--- Begin Input material ---

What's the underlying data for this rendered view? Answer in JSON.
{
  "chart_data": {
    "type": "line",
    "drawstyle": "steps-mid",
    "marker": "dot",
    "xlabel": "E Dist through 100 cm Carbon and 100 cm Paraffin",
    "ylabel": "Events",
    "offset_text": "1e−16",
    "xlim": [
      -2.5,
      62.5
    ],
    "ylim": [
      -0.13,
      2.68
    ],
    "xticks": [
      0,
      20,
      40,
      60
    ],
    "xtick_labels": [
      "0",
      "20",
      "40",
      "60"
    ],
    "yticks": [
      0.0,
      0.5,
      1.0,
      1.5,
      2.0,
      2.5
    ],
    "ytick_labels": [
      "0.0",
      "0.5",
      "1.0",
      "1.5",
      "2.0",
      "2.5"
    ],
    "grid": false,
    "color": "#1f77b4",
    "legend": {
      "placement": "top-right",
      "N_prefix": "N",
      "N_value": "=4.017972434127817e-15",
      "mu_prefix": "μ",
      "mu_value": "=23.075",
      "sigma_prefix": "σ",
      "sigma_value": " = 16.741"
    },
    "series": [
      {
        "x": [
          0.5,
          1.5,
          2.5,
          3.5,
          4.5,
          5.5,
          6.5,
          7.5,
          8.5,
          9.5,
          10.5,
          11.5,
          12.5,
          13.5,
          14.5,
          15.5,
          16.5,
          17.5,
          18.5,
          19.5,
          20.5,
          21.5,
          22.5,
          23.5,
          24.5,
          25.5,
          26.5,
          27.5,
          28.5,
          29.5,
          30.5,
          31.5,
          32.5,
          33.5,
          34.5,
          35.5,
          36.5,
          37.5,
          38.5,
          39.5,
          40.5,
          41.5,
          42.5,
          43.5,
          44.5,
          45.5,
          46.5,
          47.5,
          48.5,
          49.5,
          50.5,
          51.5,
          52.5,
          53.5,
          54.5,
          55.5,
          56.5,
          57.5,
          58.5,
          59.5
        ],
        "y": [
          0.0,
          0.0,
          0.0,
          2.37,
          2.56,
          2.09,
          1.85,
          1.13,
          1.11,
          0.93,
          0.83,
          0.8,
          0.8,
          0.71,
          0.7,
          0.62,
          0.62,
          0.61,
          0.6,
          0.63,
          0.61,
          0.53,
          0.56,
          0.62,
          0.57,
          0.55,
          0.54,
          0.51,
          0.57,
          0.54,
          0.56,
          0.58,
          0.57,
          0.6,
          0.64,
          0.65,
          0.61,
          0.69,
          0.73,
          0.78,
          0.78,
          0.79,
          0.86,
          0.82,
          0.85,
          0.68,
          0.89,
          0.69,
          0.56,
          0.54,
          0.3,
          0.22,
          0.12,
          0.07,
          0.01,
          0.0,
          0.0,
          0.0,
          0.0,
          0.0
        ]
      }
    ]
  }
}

--- End Input material ---

### What this task involves
Reproduce the material exactly, with every line intact.

### Task solution
What's the underlying data for this rendered view? Answer in JSON.
{
  "chart_data": {
    "type": "line",
    "drawstyle": "steps-mid",
    "marker": "dot",
    "xlabel": "E Dist through 100 cm Carbon and 100 cm Paraffin",
    "ylabel": "Events",
    "offset_text": "1e−16",
    "xlim": [
      -2.5,
      62.5
    ],
    "ylim": [
      -0.13,
      2.68
    ],
    "xticks": [
      0,
      20,
      40,
      60
    ],
    "xtick_labels": [
      "0",
      "20",
      "40",
      "60"
    ],
    "yticks": [
      0.0,
      0.5,
      1.0,
      1.5,
      2.0,
      2.5
    ],
    "ytick_labels": [
      "0.0",
      "0.5",
      "1.0",
      "1.5",
      "2.0",
      "2.5"
    ],
    "grid": false,
    "color": "#1f77b4",
    "legend": {
      "placement": "top-right",
      "N_prefix": "N",
      "N_value": "=4.017972434127817e-15",
      "mu_prefix": "μ",
      "mu_value": "=23.075",
      "sigma_prefix": "σ",
      "sigma_value": " = 16.741"
    },
    "series": [
      {
        "x": [
          0.5,
          1.5,
          2.5,
          3.5,
          4.5,
          5.5,
          6.5,
          7.5,
          8.5,
          9.5,
          10.5,
          11.5,
          12.5,
          13.5,
          14.5,
          15.5,
          16.5,
          17.5,
          18.5,
          19.5,
          20.5,
          21.5,
          22.5,
          23.5,
          24.5,
          25.5,
          26.5,
          27.5,
          28.5,
          29.5,
          30.5,
          31.5,
          32.5,
          33.5,
          34.5,
          35.5,
          36.5,
          37.5,
          38.5,
          39.5,
          40.5,
          41.5,
          42.5,
          43.5,
          44.5,
          45.5,
          46.5,
          47.5,
          48.5,
          49.5,
          50.5,
          51.5,
          52.5,
          53.5,
          54.5,
          55.5,
          56.5,
          57.5,
          58.5,
          59.5
        ],
        "y": [
          0.0,
          0.0,
          0.0,
          2.37,
          2.56,
          2.09,
          1.85,
          1.13,
          1.11,
          0.93,
          0.83,
          0.8,
          0.8,
          0.71,
          0.7,
          0.62,
          0.62,
          0.61,
          0.6,
          0.63,
          0.61,
          0.53,
          0.56,
          0.62,
          0.57,
          0.55,
          0.54,
          0.51,
          0.57,
          0.54,
          0.56,
          0.58,
          0.57,
          0.6,
          0.64,
          0.65,
          0.61,
          0.69,
          0.73,
          0.78,
          0.78,
          0.79,
          0.86,
          0.82,
          0.85,
          0.68,
          0.89,
          0.69,
          0.56,
          0.54,
          0.3,
          0.22,
          0.12,
          0.07,
          0.01,
          0.0,
          0.0,
          0.0,
          0.0,
          0.0
        ]
      }
    ]
  }
}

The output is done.